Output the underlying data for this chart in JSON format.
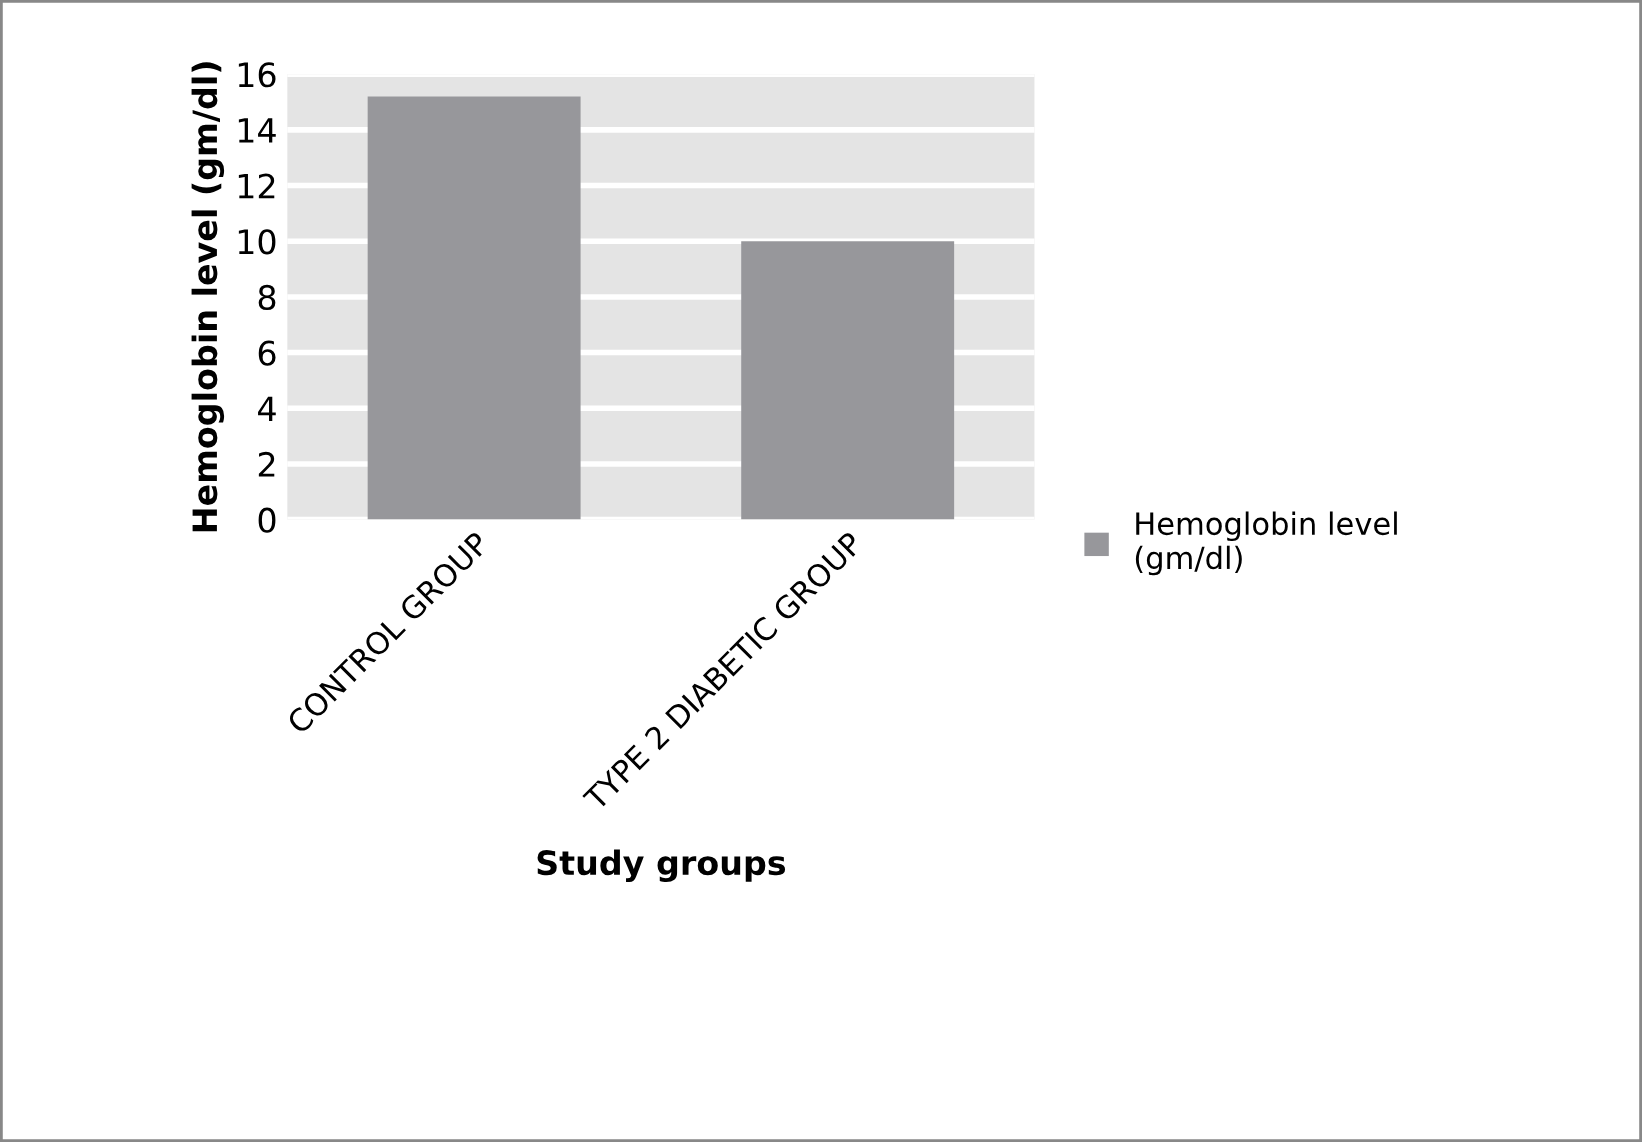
{
  "chart_data": {
    "type": "bar",
    "xlabel": "Study groups",
    "ylabel": "Hemoglobin level (gm/dl)",
    "categories": [
      "CONTROL GROUP",
      "TYPE 2 DIABETIC GROUP"
    ],
    "series": [
      {
        "name": "Hemoglobin level (gm/dl)",
        "color": "#97979b",
        "values": [
          15.2,
          10.0
        ]
      }
    ],
    "ylim": [
      0,
      16
    ],
    "yticks": [
      0,
      2,
      4,
      6,
      8,
      10,
      12,
      14,
      16
    ],
    "grid": "y",
    "legend": "right"
  }
}
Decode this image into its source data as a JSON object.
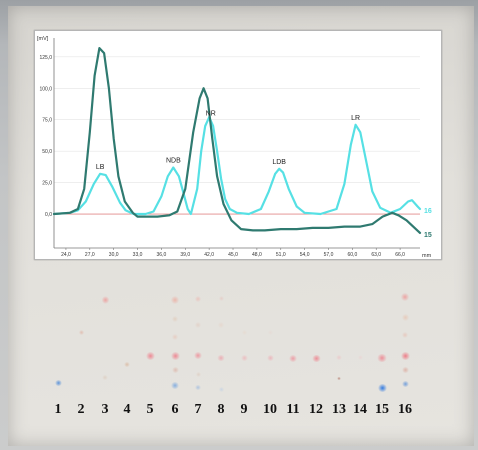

— Given problem —
Without the pictures, write out all of the material exactly.

— Final answer —
Output the underlying data for this chart in JSON format.
{
  "chart_data": {
    "type": "bar",
    "xlabel": "Study groups",
    "ylabel": "Hemoglobin level (gm/dl)",
    "categories": [
      "CONTROL GROUP",
      "TYPE 2 DIABETIC GROUP"
    ],
    "series": [
      {
        "name": "Hemoglobin level (gm/dl)",
        "color": "#97979b",
        "values": [
          15.2,
          10.0
        ]
      }
    ],
    "ylim": [
      0,
      16
    ],
    "yticks": [
      0,
      2,
      4,
      6,
      8,
      10,
      12,
      14,
      16
    ],
    "grid": "y",
    "legend": "right"
  }
}
Decode this image into its source data as a JSON object.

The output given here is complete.